= What you should do =
State how many lines in the listing below include the word "pathological". Give nothing but the number.

[Data records]

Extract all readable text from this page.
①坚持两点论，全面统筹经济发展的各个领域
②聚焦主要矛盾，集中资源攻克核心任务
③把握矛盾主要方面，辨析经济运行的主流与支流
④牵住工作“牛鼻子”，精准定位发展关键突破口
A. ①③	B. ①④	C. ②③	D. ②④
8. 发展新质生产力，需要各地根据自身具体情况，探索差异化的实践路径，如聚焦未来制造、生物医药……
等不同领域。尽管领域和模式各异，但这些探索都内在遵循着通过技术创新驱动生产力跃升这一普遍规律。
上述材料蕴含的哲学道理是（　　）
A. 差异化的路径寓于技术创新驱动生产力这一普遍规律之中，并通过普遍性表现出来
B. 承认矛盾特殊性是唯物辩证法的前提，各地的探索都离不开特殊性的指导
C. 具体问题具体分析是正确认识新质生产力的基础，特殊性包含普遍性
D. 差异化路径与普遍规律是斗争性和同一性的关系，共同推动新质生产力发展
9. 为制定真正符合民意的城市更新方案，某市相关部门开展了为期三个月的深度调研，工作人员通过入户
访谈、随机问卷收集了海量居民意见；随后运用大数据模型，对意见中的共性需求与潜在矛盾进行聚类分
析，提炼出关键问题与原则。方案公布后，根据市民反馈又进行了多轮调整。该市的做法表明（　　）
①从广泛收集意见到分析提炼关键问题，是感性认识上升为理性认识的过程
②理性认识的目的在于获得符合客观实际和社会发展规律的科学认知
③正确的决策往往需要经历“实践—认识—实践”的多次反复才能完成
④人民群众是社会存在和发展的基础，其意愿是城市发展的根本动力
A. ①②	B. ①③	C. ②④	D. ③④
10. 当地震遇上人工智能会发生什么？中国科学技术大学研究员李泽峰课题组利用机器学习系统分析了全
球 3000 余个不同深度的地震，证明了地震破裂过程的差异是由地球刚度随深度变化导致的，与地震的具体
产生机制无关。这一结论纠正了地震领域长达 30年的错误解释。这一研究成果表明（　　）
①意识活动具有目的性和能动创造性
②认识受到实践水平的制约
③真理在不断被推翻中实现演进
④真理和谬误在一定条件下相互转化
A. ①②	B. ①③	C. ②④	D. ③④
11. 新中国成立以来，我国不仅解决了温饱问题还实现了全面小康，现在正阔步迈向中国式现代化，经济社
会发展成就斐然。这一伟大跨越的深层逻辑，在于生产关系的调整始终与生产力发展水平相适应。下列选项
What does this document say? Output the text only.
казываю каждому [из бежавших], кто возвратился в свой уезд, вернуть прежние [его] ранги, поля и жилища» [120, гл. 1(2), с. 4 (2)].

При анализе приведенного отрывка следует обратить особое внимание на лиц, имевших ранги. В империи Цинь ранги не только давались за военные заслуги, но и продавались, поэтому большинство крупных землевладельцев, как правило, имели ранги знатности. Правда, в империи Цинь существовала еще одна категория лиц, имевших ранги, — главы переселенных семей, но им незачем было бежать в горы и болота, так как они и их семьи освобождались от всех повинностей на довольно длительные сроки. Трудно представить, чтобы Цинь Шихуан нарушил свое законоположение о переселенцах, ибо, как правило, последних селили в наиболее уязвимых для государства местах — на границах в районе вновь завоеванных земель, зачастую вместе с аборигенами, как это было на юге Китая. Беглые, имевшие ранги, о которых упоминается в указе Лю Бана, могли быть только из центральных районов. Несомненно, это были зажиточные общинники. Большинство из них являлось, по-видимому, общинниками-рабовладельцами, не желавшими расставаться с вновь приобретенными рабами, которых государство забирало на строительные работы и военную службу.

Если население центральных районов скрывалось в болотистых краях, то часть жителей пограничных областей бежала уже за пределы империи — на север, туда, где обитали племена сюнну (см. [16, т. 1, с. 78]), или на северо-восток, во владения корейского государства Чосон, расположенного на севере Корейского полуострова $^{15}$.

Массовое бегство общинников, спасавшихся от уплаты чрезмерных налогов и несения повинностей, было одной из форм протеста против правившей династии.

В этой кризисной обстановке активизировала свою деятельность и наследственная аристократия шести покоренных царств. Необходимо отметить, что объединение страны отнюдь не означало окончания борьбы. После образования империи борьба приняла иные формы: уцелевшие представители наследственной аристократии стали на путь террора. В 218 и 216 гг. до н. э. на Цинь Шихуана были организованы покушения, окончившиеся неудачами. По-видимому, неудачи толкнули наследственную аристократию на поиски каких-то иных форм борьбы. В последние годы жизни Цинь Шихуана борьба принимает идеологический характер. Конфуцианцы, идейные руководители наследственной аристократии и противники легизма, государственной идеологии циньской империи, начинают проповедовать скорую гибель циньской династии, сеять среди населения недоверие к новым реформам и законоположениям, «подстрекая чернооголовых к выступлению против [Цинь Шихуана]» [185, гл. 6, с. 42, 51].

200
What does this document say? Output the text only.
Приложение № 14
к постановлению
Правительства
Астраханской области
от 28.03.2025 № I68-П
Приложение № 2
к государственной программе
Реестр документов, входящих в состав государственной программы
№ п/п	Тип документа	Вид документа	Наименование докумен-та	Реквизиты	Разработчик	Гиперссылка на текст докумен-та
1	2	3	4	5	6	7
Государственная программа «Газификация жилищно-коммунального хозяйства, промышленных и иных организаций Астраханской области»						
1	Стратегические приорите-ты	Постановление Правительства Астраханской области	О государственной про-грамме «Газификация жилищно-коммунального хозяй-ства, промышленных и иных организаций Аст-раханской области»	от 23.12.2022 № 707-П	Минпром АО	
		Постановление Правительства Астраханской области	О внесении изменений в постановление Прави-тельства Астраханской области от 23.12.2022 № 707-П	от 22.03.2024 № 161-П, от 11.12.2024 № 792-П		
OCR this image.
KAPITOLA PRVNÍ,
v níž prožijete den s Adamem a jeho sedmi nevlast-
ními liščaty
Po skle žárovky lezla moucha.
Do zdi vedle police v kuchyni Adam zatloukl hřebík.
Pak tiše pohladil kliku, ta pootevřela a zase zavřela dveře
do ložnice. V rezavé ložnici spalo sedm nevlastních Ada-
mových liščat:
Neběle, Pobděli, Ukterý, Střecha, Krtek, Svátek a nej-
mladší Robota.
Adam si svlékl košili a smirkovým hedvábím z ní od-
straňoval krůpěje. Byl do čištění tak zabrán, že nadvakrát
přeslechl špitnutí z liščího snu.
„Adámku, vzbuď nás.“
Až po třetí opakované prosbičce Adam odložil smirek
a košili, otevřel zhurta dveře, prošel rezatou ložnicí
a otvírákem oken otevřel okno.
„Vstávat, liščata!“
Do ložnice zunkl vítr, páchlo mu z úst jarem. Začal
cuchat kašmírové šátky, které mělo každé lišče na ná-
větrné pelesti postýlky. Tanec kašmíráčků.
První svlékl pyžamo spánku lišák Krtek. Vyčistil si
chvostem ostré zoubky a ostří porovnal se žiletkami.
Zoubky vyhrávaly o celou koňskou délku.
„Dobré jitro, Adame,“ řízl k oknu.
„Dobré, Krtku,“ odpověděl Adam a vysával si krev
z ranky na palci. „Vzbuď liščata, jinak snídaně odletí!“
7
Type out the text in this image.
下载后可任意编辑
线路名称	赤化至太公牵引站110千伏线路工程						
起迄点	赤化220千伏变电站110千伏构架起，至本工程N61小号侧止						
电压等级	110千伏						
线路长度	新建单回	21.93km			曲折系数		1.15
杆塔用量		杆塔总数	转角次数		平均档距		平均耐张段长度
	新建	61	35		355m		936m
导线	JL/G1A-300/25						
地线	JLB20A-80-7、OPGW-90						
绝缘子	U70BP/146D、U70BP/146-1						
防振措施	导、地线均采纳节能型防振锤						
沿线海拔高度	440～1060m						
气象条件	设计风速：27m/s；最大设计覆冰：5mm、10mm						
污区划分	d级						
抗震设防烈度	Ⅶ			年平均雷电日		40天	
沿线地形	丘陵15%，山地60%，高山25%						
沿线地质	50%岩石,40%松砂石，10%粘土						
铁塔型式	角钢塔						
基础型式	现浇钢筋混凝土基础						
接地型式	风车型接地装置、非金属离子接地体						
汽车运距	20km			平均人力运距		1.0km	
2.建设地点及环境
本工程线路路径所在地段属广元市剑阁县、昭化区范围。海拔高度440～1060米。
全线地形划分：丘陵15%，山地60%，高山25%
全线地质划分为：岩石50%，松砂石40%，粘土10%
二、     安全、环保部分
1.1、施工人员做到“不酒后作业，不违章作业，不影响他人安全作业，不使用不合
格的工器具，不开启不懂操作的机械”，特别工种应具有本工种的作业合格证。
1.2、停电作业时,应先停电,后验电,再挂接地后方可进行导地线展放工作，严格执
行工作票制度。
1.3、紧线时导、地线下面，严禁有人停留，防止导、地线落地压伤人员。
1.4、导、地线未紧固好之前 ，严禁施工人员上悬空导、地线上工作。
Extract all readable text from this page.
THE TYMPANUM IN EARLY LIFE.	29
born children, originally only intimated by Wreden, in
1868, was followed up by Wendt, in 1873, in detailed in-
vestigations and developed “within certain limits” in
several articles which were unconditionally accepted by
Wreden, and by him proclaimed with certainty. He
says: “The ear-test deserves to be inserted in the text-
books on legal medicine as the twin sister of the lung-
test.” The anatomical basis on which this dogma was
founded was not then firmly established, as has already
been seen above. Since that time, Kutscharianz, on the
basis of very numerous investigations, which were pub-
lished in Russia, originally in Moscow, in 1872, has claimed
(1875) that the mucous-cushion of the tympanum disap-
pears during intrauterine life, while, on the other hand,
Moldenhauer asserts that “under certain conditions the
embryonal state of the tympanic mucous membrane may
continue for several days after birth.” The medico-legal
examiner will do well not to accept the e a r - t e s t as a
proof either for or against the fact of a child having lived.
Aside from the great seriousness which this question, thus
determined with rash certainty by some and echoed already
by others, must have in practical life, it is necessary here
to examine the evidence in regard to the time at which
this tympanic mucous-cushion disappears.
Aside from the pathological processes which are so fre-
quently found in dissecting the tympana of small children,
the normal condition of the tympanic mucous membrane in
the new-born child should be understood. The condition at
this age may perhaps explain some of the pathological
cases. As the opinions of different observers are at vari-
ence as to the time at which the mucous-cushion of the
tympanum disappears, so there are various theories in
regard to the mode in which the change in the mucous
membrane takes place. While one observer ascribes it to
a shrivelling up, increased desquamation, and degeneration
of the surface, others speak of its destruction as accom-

= Answer =
2